» **Required work**:
Filter the data for lines with the word "xlabel", then copy every line so identified.

» **Materials provided**:
--------------------

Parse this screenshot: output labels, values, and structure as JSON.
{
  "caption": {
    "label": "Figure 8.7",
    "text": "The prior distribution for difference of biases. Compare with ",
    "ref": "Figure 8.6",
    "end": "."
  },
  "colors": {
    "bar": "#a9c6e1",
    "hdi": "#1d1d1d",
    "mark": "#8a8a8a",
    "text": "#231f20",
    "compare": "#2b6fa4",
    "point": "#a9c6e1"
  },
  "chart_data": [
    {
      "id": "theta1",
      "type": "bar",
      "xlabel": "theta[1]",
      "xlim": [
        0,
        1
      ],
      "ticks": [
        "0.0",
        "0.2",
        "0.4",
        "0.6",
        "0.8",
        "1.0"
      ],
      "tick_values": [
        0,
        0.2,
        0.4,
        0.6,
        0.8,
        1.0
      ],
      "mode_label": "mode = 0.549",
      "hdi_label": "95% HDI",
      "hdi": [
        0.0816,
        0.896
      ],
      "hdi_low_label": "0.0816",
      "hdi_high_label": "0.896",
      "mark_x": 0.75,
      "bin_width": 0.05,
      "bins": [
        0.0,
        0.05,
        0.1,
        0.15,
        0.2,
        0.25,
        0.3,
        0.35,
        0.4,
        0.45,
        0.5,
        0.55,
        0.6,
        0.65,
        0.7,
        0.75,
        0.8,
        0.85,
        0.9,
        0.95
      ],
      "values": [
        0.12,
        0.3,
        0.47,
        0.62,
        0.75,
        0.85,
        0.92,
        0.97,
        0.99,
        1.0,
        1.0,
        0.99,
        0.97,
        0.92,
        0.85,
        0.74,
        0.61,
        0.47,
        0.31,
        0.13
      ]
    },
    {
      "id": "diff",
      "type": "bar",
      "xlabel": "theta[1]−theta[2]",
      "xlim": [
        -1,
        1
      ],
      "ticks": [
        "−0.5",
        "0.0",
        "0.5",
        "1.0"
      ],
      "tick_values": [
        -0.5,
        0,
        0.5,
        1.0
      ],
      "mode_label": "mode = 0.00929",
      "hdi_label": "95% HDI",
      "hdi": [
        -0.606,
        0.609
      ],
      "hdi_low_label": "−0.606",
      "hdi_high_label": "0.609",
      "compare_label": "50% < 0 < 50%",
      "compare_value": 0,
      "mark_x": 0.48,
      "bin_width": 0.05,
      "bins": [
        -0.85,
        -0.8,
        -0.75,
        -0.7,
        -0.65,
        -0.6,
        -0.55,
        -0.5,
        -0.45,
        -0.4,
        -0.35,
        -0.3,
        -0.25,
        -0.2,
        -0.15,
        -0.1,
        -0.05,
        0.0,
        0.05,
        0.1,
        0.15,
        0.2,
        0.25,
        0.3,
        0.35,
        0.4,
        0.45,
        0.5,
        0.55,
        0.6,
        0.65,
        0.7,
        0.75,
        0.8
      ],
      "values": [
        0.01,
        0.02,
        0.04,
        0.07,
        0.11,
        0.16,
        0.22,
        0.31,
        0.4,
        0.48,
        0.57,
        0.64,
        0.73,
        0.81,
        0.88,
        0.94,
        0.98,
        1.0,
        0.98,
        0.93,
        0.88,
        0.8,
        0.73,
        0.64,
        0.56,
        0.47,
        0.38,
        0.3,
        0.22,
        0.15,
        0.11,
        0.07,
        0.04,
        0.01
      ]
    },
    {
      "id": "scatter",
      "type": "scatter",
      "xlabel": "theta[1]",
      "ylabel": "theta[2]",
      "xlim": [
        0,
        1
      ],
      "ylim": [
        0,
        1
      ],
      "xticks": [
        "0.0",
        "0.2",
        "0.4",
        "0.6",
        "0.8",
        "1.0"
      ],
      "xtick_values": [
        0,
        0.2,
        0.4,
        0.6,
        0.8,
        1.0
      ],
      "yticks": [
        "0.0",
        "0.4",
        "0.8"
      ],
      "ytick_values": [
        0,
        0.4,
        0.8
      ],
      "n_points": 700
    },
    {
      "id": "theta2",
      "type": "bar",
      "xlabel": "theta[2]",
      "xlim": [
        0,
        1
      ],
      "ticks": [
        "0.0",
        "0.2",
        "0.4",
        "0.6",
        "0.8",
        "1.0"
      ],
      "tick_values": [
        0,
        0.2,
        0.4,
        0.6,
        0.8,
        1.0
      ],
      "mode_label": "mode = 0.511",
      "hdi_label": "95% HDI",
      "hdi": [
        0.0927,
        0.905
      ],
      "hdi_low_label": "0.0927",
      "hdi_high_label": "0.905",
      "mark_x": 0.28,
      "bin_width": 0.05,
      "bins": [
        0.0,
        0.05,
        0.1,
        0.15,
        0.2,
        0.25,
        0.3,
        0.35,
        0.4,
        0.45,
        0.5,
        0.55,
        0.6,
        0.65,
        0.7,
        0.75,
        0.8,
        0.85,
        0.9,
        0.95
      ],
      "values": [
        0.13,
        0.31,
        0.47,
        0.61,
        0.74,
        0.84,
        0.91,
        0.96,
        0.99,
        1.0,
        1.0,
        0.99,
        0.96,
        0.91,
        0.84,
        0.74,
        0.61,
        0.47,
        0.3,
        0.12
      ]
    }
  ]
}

--------------------

» **Reply**:
      "xlabel": "theta[1]",
      "xlabel": "theta[1]−theta[2]",
      "xlabel": "theta[1]",
      "xlabel": "theta[2]",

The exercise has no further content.